• _Requirements_:
Your task is to repeat all of the data exactly while excluding the pictures.
══════
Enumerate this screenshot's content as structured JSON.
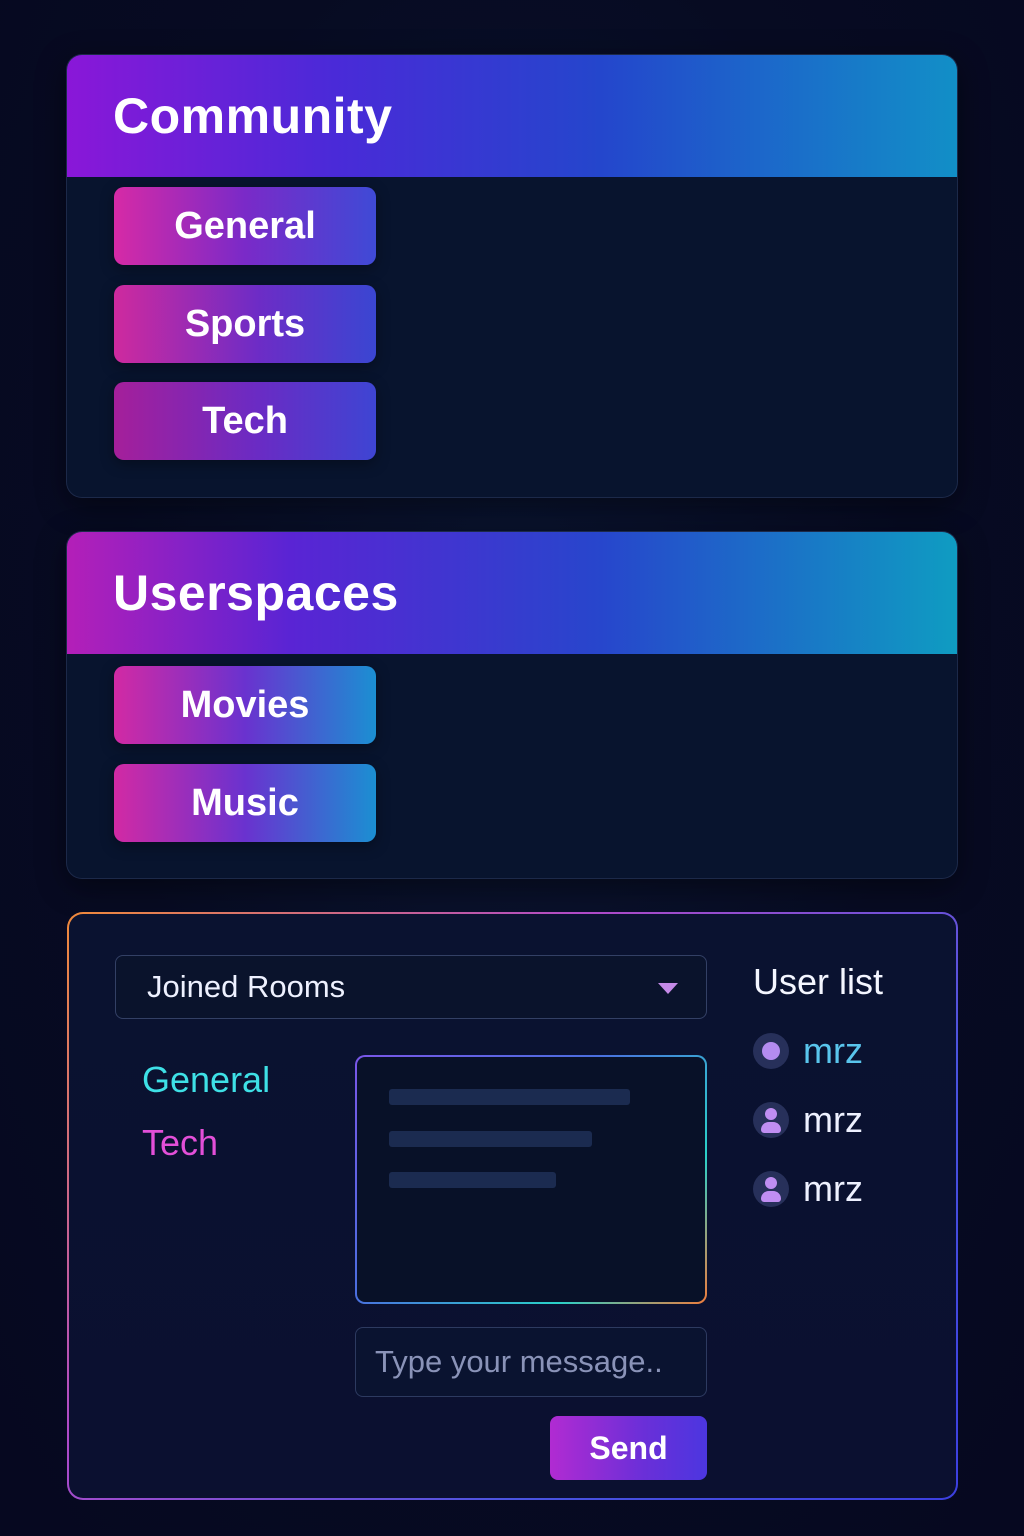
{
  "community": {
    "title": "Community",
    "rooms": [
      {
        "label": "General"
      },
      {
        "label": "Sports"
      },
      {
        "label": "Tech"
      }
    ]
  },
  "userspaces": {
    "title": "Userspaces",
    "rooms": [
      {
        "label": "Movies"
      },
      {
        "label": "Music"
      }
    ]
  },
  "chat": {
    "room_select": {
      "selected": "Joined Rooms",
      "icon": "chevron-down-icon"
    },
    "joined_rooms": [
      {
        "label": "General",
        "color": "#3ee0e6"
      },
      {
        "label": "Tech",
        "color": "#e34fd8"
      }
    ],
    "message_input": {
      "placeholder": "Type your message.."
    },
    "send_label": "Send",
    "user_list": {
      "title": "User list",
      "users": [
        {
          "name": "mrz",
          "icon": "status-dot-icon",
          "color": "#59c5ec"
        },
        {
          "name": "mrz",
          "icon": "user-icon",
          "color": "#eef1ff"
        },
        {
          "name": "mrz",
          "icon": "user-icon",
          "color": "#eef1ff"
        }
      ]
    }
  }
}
══════
• _Written answer_:
Enumerate this screenshot's content as structured JSON.
{
  "community": {
    "title": "Community",
    "rooms": [
      {
        "label": "General"
      },
      {
        "label": "Sports"
      },
      {
        "label": "Tech"
      }
    ]
  },
  "userspaces": {
    "title": "Userspaces",
    "rooms": [
      {
        "label": "Movies"
      },
      {
        "label": "Music"
      }
    ]
  },
  "chat": {
    "room_select": {
      "selected": "Joined Rooms",
      "icon": "chevron-down-icon"
    },
    "joined_rooms": [
      {
        "label": "General",
        "color": "#3ee0e6"
      },
      {
        "label": "Tech",
        "color": "#e34fd8"
      }
    ],
    "message_input": {
      "placeholder": "Type your message.."
    },
    "send_label": "Send",
    "user_list": {
      "title": "User list",
      "users": [
        {
          "name": "mrz",
          "icon": "status-dot-icon",
          "color": "#59c5ec"
        },
        {
          "name": "mrz",
          "icon": "user-icon",
          "color": "#eef1ff"
        },
        {
          "name": "mrz",
          "icon": "user-icon",
          "color": "#eef1ff"
        }
      ]
    }
  }
}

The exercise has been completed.